◆ **DATASET RECORDS**:
=-=-=-=-=

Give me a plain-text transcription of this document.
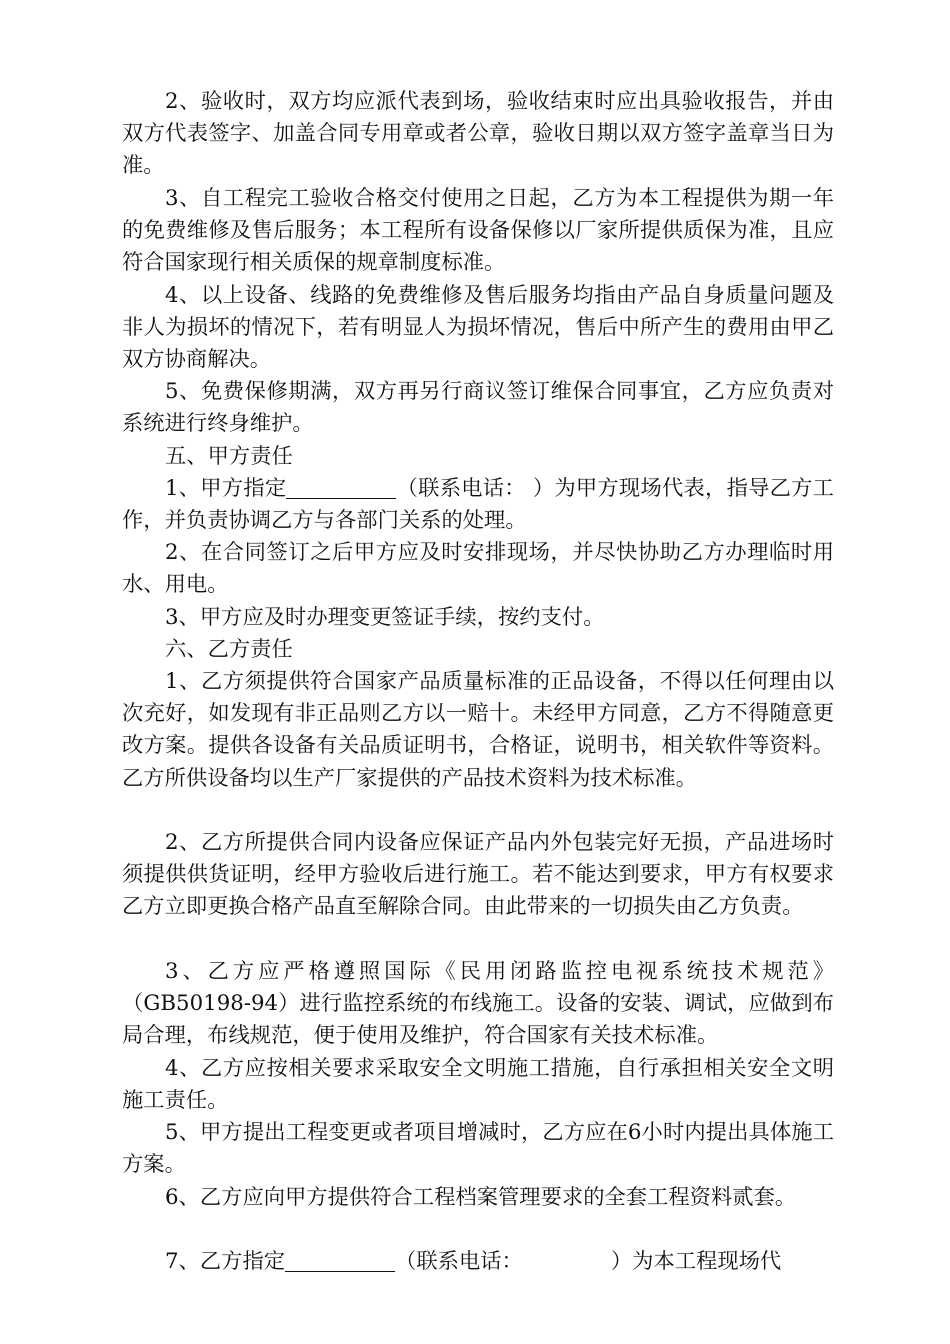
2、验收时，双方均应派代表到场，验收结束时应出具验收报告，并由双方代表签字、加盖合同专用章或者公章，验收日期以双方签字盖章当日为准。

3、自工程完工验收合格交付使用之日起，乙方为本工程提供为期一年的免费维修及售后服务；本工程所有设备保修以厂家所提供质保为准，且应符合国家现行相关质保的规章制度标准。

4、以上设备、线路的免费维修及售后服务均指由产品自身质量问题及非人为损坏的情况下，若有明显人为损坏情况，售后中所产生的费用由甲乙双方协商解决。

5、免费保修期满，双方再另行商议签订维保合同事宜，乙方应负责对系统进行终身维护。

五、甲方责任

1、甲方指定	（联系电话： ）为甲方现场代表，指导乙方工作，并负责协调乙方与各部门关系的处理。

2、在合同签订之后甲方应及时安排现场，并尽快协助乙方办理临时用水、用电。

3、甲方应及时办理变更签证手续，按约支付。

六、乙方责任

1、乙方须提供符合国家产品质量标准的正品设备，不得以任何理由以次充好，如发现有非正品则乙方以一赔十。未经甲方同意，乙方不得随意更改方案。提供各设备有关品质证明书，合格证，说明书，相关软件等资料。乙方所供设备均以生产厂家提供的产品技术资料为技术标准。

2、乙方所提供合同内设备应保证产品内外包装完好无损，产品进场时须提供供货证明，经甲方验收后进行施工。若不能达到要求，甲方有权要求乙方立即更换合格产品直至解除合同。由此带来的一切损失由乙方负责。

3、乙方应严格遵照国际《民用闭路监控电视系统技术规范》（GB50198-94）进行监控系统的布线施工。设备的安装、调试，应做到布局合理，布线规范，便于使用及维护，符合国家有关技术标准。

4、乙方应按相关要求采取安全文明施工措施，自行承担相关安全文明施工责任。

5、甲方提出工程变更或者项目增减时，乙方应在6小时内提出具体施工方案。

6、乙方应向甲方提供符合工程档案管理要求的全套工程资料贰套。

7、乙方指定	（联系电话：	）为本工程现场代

=-=-=-=-=

◆ **CHALLENGE**:
Find the lines that include the string "联系电话", then copy each of them.

◆ **RESPONSE TO THE TASK**:
1、甲方指定	（联系电话： ）为甲方现场代表，指导乙方工作，并负责协调乙方与各部门关系的处理。
7、乙方指定	（联系电话：	）为本工程现场代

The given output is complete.